Provide only the number of lines in the data below that contain the word "color".

[A run of records]
* begin *

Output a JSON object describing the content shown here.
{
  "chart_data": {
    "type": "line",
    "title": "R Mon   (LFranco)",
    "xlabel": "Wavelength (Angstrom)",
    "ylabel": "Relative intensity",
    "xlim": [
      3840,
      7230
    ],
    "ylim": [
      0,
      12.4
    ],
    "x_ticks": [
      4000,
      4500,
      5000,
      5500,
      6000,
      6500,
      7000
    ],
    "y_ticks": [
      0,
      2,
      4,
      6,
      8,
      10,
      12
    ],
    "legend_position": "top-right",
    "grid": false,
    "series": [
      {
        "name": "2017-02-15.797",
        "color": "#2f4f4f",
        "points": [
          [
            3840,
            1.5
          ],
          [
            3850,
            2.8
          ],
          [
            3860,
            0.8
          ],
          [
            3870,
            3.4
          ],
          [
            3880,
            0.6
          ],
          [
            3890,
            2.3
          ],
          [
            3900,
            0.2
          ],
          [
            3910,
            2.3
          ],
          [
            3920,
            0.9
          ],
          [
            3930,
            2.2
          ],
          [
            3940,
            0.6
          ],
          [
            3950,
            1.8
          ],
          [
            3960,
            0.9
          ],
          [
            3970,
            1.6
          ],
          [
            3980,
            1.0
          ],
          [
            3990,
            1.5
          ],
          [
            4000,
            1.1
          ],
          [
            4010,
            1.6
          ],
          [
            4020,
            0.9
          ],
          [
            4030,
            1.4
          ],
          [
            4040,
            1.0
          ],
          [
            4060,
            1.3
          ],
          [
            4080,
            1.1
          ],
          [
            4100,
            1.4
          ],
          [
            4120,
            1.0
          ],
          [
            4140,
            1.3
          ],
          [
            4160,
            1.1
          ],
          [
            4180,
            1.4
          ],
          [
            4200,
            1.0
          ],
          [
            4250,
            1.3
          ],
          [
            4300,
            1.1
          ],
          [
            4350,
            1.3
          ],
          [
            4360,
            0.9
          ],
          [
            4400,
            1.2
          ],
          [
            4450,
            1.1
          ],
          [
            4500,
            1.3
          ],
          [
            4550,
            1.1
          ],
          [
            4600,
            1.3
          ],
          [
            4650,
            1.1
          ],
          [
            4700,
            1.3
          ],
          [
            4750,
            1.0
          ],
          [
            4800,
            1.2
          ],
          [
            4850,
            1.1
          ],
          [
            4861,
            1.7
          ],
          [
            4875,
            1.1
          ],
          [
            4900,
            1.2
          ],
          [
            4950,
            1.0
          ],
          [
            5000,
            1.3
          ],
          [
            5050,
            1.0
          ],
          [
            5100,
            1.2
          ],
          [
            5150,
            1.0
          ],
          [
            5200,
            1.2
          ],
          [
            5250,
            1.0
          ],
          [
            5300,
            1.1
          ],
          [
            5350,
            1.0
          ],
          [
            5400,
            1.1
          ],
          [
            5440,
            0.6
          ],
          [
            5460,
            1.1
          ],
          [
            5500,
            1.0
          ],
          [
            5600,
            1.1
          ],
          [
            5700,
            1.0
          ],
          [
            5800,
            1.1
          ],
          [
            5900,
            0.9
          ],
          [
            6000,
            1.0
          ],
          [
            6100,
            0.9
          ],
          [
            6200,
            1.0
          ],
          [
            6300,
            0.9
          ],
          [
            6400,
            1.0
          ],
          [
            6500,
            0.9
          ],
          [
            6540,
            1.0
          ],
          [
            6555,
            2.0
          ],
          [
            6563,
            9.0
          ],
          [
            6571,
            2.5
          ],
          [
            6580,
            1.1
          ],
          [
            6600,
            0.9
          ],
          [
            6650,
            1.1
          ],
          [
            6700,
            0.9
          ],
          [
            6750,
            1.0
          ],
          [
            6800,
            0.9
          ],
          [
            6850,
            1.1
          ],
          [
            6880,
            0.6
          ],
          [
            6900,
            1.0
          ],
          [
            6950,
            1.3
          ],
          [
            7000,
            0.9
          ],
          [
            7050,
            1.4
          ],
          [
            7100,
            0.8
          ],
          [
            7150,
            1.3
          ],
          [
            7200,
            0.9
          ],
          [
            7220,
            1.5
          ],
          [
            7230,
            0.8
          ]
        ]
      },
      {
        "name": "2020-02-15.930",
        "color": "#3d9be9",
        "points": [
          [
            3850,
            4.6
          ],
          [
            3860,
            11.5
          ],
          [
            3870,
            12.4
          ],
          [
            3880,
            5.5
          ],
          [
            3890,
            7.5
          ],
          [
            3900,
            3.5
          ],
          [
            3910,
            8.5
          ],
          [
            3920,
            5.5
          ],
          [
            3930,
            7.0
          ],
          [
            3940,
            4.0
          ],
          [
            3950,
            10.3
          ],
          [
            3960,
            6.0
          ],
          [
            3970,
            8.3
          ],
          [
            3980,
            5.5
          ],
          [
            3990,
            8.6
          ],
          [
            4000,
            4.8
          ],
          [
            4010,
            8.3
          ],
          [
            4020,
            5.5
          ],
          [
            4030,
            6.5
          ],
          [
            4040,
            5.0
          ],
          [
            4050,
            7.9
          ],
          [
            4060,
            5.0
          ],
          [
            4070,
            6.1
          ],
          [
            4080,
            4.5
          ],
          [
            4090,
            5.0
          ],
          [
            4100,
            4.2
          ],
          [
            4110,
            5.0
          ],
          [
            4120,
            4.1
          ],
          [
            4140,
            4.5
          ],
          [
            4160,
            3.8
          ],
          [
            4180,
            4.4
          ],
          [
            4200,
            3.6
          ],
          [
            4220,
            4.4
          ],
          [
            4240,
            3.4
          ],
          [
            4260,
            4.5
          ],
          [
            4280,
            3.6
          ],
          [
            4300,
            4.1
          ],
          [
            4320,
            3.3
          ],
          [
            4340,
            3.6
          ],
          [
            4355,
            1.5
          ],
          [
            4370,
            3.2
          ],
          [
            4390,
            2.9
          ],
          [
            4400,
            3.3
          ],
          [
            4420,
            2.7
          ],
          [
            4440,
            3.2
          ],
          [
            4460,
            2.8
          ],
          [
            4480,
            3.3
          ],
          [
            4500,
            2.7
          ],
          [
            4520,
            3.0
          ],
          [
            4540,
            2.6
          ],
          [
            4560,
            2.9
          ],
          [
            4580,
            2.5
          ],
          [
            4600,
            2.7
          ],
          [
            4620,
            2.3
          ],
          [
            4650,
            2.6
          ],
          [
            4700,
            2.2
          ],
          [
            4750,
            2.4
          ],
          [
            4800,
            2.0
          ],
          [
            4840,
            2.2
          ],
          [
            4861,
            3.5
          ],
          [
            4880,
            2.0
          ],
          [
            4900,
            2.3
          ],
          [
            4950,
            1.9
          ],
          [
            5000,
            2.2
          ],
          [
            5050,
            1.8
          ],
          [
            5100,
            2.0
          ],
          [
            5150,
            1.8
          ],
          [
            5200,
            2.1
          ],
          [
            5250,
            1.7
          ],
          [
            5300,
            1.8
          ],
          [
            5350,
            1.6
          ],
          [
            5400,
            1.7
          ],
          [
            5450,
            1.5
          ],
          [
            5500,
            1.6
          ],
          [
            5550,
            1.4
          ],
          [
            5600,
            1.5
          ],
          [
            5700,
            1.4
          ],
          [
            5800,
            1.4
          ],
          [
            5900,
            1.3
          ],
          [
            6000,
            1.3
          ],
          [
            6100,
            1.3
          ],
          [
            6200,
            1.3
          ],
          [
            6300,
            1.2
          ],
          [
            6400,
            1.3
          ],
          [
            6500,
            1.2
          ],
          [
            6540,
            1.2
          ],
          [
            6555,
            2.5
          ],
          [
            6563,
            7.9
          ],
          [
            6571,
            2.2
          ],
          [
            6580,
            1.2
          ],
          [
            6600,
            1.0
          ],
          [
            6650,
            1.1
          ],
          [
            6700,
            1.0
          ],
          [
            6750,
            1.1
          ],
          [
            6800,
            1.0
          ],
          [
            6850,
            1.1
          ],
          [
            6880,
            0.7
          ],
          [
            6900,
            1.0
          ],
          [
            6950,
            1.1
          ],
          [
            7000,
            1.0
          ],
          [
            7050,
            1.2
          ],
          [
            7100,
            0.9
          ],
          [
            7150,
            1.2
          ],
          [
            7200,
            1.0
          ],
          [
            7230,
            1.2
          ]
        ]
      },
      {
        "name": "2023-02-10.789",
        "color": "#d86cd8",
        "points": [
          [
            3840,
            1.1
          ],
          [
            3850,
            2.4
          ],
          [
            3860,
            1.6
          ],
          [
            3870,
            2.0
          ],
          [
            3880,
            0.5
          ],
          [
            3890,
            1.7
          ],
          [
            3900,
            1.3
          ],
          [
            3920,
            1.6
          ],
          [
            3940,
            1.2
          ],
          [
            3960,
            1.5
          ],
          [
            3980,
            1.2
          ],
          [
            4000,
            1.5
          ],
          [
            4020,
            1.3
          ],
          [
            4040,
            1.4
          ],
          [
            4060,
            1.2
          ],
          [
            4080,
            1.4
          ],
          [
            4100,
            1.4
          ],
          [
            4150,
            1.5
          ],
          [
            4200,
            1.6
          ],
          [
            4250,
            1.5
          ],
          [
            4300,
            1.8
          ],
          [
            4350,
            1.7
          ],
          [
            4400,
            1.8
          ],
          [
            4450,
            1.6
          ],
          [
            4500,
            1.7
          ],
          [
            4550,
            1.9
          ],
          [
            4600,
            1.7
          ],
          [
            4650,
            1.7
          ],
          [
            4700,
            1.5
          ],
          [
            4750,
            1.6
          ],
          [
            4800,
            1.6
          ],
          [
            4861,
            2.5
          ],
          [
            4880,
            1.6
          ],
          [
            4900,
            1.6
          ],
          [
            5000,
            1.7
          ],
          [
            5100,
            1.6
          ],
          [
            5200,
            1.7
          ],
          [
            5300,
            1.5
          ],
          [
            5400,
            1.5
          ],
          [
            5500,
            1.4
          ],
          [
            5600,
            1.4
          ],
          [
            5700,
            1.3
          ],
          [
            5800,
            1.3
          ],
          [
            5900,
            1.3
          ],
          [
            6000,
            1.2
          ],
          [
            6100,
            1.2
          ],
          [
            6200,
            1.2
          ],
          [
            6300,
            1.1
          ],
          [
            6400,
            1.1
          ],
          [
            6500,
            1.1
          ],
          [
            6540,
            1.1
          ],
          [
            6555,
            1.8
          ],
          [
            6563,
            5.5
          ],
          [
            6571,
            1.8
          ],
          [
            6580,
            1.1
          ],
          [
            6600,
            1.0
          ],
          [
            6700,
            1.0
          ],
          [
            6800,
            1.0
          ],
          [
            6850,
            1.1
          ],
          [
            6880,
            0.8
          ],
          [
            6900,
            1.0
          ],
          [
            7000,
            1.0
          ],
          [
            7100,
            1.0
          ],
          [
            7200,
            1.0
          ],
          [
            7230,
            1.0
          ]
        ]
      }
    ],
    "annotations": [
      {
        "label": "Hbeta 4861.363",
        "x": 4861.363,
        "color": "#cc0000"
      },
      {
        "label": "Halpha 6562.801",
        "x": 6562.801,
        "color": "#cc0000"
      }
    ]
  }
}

* end *

#### Solution for this task:
5